▶ **THE REQUEST**
Which lines hold the word "valve"? Copy each of them.

▶ **MATERIALS PROVIDED**
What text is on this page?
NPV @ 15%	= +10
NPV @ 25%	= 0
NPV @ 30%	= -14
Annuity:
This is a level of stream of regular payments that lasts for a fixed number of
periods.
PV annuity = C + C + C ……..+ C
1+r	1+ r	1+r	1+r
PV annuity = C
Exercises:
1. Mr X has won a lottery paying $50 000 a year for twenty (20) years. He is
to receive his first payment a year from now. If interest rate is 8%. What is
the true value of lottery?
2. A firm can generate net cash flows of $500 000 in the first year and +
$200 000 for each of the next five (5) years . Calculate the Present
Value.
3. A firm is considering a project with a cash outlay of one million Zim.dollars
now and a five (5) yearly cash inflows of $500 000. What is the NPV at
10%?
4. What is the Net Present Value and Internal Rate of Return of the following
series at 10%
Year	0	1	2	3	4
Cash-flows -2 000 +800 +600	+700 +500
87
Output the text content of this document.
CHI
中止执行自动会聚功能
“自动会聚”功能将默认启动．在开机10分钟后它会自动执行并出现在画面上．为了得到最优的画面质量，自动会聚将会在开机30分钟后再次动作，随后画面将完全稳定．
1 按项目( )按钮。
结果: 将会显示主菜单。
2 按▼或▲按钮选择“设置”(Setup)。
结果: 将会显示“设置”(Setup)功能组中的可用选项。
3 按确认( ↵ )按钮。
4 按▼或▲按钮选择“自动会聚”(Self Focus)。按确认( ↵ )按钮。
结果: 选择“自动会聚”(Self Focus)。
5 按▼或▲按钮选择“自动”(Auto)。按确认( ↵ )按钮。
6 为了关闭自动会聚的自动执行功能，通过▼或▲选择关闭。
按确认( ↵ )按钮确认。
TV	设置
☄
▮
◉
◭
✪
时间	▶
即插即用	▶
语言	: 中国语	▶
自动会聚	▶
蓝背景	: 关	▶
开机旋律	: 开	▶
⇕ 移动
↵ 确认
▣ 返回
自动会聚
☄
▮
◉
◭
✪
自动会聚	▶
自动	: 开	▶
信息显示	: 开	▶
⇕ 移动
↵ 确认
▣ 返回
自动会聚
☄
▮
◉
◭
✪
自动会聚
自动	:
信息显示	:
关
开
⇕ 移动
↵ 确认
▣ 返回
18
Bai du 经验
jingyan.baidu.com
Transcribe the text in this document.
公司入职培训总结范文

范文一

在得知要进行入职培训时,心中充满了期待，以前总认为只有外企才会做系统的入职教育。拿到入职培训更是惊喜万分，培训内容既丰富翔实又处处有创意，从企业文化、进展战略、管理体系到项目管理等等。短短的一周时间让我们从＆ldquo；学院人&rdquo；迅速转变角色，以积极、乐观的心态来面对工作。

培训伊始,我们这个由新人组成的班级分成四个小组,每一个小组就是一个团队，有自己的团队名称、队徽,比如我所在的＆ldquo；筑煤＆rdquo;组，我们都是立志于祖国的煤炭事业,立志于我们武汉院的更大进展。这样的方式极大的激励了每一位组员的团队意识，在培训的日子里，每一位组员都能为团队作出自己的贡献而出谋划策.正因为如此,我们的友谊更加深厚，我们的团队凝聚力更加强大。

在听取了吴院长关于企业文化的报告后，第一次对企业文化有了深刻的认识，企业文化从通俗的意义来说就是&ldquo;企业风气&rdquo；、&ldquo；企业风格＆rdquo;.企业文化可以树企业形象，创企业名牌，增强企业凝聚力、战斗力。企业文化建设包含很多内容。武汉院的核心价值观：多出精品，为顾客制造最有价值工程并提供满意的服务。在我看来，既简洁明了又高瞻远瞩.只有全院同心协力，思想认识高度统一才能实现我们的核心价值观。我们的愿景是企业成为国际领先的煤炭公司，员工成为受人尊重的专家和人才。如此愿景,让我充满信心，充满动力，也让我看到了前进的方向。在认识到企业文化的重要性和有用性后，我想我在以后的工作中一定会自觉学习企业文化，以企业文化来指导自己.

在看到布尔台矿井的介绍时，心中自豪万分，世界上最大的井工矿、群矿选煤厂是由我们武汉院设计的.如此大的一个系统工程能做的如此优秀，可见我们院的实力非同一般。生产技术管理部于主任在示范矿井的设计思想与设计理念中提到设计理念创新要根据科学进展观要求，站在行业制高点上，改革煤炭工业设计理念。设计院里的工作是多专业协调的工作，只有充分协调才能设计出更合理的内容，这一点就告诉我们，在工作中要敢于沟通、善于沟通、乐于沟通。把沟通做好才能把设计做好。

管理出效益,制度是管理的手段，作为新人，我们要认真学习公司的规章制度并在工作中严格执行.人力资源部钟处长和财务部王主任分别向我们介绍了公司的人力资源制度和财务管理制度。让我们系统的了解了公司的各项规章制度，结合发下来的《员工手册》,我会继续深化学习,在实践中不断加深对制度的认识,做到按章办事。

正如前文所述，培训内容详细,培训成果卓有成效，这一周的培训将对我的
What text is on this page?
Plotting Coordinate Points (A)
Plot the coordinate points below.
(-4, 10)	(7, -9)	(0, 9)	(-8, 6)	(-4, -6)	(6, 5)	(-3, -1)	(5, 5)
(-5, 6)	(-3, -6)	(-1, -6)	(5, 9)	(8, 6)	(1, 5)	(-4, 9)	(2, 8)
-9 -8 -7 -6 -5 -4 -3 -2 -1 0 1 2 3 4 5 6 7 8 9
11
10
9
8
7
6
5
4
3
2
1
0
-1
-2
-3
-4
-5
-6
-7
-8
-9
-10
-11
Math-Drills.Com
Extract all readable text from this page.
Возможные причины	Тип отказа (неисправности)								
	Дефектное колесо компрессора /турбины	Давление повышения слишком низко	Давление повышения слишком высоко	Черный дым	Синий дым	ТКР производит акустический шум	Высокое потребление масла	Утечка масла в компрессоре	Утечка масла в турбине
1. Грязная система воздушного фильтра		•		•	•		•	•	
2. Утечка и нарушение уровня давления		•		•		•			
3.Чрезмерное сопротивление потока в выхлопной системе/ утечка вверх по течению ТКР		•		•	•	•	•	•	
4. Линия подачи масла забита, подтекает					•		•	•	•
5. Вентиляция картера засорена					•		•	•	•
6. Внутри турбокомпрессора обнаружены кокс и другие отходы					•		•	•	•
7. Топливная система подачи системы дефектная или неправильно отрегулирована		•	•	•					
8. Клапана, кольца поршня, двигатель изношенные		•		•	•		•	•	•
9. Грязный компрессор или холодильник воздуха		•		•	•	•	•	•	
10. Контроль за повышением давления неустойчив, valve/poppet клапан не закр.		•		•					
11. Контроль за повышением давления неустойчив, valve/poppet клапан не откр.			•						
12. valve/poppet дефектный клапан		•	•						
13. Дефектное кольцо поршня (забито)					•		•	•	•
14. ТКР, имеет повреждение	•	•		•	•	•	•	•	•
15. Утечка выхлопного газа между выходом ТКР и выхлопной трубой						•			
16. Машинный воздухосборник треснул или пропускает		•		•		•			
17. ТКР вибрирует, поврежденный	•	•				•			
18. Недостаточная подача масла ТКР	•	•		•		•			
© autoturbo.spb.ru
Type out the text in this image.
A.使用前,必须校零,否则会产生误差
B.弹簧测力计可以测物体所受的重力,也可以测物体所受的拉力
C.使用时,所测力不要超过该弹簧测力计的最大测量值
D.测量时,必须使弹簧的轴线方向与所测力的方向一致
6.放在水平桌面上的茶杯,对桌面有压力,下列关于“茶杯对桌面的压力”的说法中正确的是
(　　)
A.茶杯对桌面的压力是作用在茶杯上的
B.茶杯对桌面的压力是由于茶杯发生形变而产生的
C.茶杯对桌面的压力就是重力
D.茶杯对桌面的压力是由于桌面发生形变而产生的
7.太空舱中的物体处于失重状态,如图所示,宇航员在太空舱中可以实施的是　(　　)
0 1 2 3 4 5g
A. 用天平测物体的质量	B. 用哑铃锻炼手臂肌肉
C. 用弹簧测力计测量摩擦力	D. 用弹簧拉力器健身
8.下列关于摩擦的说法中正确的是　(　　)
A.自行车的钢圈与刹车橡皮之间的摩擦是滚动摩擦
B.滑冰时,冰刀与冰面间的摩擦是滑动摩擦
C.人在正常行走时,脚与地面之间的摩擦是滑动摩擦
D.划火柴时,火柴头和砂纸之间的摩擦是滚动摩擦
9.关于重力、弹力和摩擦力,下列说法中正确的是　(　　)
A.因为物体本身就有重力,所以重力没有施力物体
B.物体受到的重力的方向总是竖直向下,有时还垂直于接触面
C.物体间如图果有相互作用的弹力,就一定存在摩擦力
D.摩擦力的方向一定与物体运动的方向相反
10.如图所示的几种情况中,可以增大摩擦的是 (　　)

▶ **CORRECT RESPONSE**
10. Контроль за повышением давления неустойчив, valve/poppet клапан не закр.		•		•					
11. Контроль за повышением давления неустойчив, valve/poppet клапан не откр.			•						
12. valve/poppet дефектный клапан		•	•						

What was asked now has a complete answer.